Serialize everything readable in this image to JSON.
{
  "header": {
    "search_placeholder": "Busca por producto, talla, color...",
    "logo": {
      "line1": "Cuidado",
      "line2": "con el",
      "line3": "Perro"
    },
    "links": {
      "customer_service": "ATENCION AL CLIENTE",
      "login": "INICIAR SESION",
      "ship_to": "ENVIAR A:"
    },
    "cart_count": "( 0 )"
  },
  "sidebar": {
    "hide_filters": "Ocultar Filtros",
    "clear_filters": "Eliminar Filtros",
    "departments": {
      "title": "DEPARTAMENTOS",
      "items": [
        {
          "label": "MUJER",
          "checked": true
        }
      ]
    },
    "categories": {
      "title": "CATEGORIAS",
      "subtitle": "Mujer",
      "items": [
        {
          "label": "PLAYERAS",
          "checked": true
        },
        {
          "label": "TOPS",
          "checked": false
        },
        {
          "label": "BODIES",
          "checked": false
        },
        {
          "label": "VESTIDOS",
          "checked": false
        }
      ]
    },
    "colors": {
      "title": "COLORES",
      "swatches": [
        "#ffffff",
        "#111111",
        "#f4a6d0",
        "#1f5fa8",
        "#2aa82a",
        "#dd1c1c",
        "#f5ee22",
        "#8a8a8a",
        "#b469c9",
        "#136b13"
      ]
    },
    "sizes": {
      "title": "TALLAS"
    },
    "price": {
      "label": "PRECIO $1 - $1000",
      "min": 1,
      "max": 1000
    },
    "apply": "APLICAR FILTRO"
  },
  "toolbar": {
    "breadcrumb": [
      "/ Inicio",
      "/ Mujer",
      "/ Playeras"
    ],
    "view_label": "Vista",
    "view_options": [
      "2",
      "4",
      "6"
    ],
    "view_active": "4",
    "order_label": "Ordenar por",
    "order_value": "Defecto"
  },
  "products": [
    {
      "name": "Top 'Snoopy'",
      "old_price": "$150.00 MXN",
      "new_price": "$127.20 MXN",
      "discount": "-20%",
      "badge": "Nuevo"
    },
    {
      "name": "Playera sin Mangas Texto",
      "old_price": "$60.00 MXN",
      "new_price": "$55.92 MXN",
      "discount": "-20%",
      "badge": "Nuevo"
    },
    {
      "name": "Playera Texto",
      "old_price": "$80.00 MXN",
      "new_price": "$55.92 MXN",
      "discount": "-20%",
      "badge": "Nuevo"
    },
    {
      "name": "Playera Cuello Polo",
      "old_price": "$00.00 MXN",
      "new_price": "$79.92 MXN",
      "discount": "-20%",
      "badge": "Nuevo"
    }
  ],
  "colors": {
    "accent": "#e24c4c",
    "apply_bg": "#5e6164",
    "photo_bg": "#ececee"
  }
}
———
**Directions for this task**:
Pull every line containing "name" out of the data above.

**Solution below**:
      "name": "Top 'Snoopy'",
      "name": "Playera sin Mangas Texto",
      "name": "Playera Texto",
      "name": "Playera Cuello Polo",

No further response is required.